● **Short task**
Output the material below in full, exactly as it is.

++++++++++++++++++++

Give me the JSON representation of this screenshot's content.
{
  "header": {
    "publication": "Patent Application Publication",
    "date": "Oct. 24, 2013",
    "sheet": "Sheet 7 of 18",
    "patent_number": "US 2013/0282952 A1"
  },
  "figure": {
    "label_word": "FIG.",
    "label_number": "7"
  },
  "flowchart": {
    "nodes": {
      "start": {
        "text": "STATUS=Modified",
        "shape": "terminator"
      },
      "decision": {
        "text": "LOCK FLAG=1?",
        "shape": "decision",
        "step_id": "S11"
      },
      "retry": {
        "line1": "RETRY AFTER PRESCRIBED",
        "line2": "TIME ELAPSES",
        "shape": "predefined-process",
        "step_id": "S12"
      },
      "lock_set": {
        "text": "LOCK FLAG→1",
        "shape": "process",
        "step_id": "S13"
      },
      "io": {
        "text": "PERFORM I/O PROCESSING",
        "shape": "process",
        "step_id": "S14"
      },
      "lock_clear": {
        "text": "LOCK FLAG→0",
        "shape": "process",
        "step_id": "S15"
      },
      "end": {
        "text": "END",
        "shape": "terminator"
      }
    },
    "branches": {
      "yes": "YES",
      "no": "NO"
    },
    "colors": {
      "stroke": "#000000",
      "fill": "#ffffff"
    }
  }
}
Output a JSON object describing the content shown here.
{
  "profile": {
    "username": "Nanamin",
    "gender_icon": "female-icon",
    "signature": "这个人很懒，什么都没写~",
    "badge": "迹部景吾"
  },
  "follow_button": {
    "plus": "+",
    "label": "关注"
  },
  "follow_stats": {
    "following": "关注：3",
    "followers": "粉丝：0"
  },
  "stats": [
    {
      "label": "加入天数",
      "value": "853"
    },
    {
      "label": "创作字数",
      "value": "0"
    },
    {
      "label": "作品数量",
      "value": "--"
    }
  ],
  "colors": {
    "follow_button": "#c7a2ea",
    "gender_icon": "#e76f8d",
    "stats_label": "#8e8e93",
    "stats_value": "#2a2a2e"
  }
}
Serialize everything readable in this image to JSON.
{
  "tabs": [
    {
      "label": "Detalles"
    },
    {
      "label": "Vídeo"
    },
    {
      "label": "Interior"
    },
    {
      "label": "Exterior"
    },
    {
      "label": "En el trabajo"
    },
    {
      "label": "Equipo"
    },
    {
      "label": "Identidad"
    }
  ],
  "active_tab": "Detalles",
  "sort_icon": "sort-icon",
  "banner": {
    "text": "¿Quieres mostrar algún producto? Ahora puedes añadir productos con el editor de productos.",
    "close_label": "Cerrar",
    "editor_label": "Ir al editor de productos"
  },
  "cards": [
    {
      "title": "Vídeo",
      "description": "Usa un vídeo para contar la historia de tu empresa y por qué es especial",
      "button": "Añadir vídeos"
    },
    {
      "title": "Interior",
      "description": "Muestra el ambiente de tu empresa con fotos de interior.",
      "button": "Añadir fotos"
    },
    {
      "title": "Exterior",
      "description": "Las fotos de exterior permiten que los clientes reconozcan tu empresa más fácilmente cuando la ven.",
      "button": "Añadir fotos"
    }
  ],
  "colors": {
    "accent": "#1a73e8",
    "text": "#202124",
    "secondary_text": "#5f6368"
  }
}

++++++++++++++++++++

● **Solved exercise**
Give me the JSON representation of this screenshot's content.
{
  "header": {
    "publication": "Patent Application Publication",
    "date": "Oct. 24, 2013",
    "sheet": "Sheet 7 of 18",
    "patent_number": "US 2013/0282952 A1"
  },
  "figure": {
    "label_word": "FIG.",
    "label_number": "7"
  },
  "flowchart": {
    "nodes": {
      "start": {
        "text": "STATUS=Modified",
        "shape": "terminator"
      },
      "decision": {
        "text": "LOCK FLAG=1?",
        "shape": "decision",
        "step_id": "S11"
      },
      "retry": {
        "line1": "RETRY AFTER PRESCRIBED",
        "line2": "TIME ELAPSES",
        "shape": "predefined-process",
        "step_id": "S12"
      },
      "lock_set": {
        "text": "LOCK FLAG→1",
        "shape": "process",
        "step_id": "S13"
      },
      "io": {
        "text": "PERFORM I/O PROCESSING",
        "shape": "process",
        "step_id": "S14"
      },
      "lock_clear": {
        "text": "LOCK FLAG→0",
        "shape": "process",
        "step_id": "S15"
      },
      "end": {
        "text": "END",
        "shape": "terminator"
      }
    },
    "branches": {
      "yes": "YES",
      "no": "NO"
    },
    "colors": {
      "stroke": "#000000",
      "fill": "#ffffff"
    }
  }
}
Output a JSON object describing the content shown here.
{
  "profile": {
    "username": "Nanamin",
    "gender_icon": "female-icon",
    "signature": "这个人很懒，什么都没写~",
    "badge": "迹部景吾"
  },
  "follow_button": {
    "plus": "+",
    "label": "关注"
  },
  "follow_stats": {
    "following": "关注：3",
    "followers": "粉丝：0"
  },
  "stats": [
    {
      "label": "加入天数",
      "value": "853"
    },
    {
      "label": "创作字数",
      "value": "0"
    },
    {
      "label": "作品数量",
      "value": "--"
    }
  ],
  "colors": {
    "follow_button": "#c7a2ea",
    "gender_icon": "#e76f8d",
    "stats_label": "#8e8e93",
    "stats_value": "#2a2a2e"
  }
}
Serialize everything readable in this image to JSON.
{
  "tabs": [
    {
      "label": "Detalles"
    },
    {
      "label": "Vídeo"
    },
    {
      "label": "Interior"
    },
    {
      "label": "Exterior"
    },
    {
      "label": "En el trabajo"
    },
    {
      "label": "Equipo"
    },
    {
      "label": "Identidad"
    }
  ],
  "active_tab": "Detalles",
  "sort_icon": "sort-icon",
  "banner": {
    "text": "¿Quieres mostrar algún producto? Ahora puedes añadir productos con el editor de productos.",
    "close_label": "Cerrar",
    "editor_label": "Ir al editor de productos"
  },
  "cards": [
    {
      "title": "Vídeo",
      "description": "Usa un vídeo para contar la historia de tu empresa y por qué es especial",
      "button": "Añadir vídeos"
    },
    {
      "title": "Interior",
      "description": "Muestra el ambiente de tu empresa con fotos de interior.",
      "button": "Añadir fotos"
    },
    {
      "title": "Exterior",
      "description": "Las fotos de exterior permiten que los clientes reconozcan tu empresa más fácilmente cuando la ven.",
      "button": "Añadir fotos"
    }
  ],
  "colors": {
    "accent": "#1a73e8",
    "text": "#202124",
    "secondary_text": "#5f6368"
  }
}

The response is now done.